--- To do ---
Leave out the pictures, then reproduce the rest of the material exactly.

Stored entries
* * * *

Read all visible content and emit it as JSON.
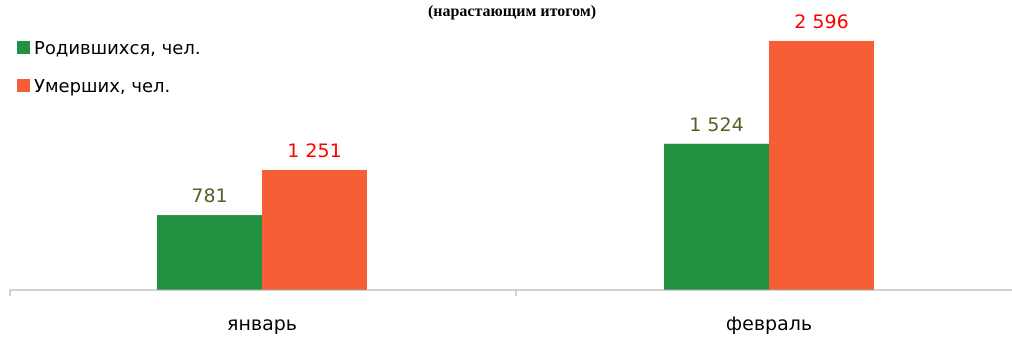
{
  "chart_data": {
    "type": "bar",
    "title": "(нарастающим итогом)",
    "categories": [
      "январь",
      "февраль"
    ],
    "series": [
      {
        "name": "Родившихся, чел.",
        "values": [
          781,
          1524
        ],
        "labels": [
          "781",
          "1 524"
        ],
        "color": "#21913F",
        "label_color": "#4F6228"
      },
      {
        "name": "Умерших, чел.",
        "values": [
          1251,
          2596
        ],
        "labels": [
          "1 251",
          "2 596"
        ],
        "color": "#F65F36",
        "label_color": "#FF0000"
      }
    ],
    "ylim": [
      0,
      2960
    ],
    "grid": false,
    "legend_position": "top-left",
    "xlabel": "",
    "ylabel": ""
  }
}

* * * *

--- Result of the exercise ---
Read all visible content and emit it as JSON.
{
  "chart_data": {
    "type": "bar",
    "title": "(нарастающим итогом)",
    "categories": [
      "январь",
      "февраль"
    ],
    "series": [
      {
        "name": "Родившихся, чел.",
        "values": [
          781,
          1524
        ],
        "labels": [
          "781",
          "1 524"
        ],
        "color": "#21913F",
        "label_color": "#4F6228"
      },
      {
        "name": "Умерших, чел.",
        "values": [
          1251,
          2596
        ],
        "labels": [
          "1 251",
          "2 596"
        ],
        "color": "#F65F36",
        "label_color": "#FF0000"
      }
    ],
    "ylim": [
      0,
      2960
    ],
    "grid": false,
    "legend_position": "top-left",
    "xlabel": "",
    "ylabel": ""
  }
}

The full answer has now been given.